WHAT YOU NEED TO DO:
Repeat each record exactly as written, and drop any images.

** START OF SUPPLIED DATA **

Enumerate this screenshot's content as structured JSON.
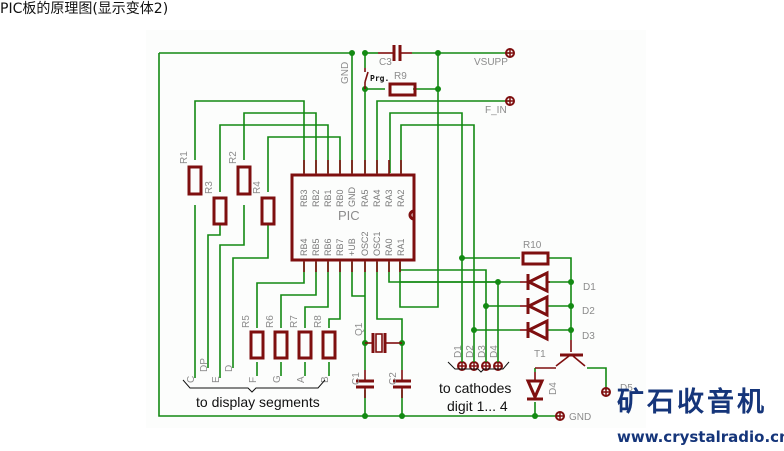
{
  "page_title": "PIC板的原理图(显示变体2)",
  "schematic": {
    "ic": {
      "name": "PIC",
      "top_pins": [
        "RB3",
        "RB2",
        "RB1",
        "RB0",
        "GND",
        "RA5",
        "RA4",
        "RA3",
        "RA2"
      ],
      "bottom_pins": [
        "RB4",
        "RB5",
        "RB6",
        "RB7",
        "+UB",
        "OSC2",
        "OSC1",
        "RA0",
        "RA1"
      ]
    },
    "resistors": [
      "R1",
      "R2",
      "R3",
      "R4",
      "R5",
      "R6",
      "R7",
      "R8",
      "R9",
      "R10"
    ],
    "capacitors": [
      "C1",
      "C2",
      "C3"
    ],
    "crystal": "Q1",
    "transistor": "T1",
    "diodes": [
      "D1",
      "D2",
      "D3",
      "D4"
    ],
    "switch_label": "Prg.",
    "net_labels": {
      "gnd_top": "GND",
      "vsupp": "VSUPP",
      "f_in": "F_IN",
      "gnd_bottom": "GND",
      "d5": "D5"
    },
    "segment_labels": [
      "C",
      "DP",
      "E",
      "D",
      "F",
      "G",
      "A",
      "B"
    ],
    "cathode_labels": [
      "D1",
      "D2",
      "D3",
      "D4"
    ],
    "captions": {
      "segments": "to display segments",
      "cathodes_line1": "to cathodes",
      "cathodes_line2": "digit 1... 4"
    }
  },
  "watermark": {
    "name": "矿石收音机",
    "url": "www.crystalradio.cn"
  }
}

** END OF SUPPLIED DATA **

SOLUTION TO THE EXERCISE:
Enumerate this screenshot's content as structured JSON.
{
  "page_title": "PIC板的原理图(显示变体2)",
  "schematic": {
    "ic": {
      "name": "PIC",
      "top_pins": [
        "RB3",
        "RB2",
        "RB1",
        "RB0",
        "GND",
        "RA5",
        "RA4",
        "RA3",
        "RA2"
      ],
      "bottom_pins": [
        "RB4",
        "RB5",
        "RB6",
        "RB7",
        "+UB",
        "OSC2",
        "OSC1",
        "RA0",
        "RA1"
      ]
    },
    "resistors": [
      "R1",
      "R2",
      "R3",
      "R4",
      "R5",
      "R6",
      "R7",
      "R8",
      "R9",
      "R10"
    ],
    "capacitors": [
      "C1",
      "C2",
      "C3"
    ],
    "crystal": "Q1",
    "transistor": "T1",
    "diodes": [
      "D1",
      "D2",
      "D3",
      "D4"
    ],
    "switch_label": "Prg.",
    "net_labels": {
      "gnd_top": "GND",
      "vsupp": "VSUPP",
      "f_in": "F_IN",
      "gnd_bottom": "GND",
      "d5": "D5"
    },
    "segment_labels": [
      "C",
      "DP",
      "E",
      "D",
      "F",
      "G",
      "A",
      "B"
    ],
    "cathode_labels": [
      "D1",
      "D2",
      "D3",
      "D4"
    ],
    "captions": {
      "segments": "to display segments",
      "cathodes_line1": "to cathodes",
      "cathodes_line2": "digit 1... 4"
    }
  },
  "watermark": {
    "name": "矿石收音机",
    "url": "www.crystalradio.cn"
  }
}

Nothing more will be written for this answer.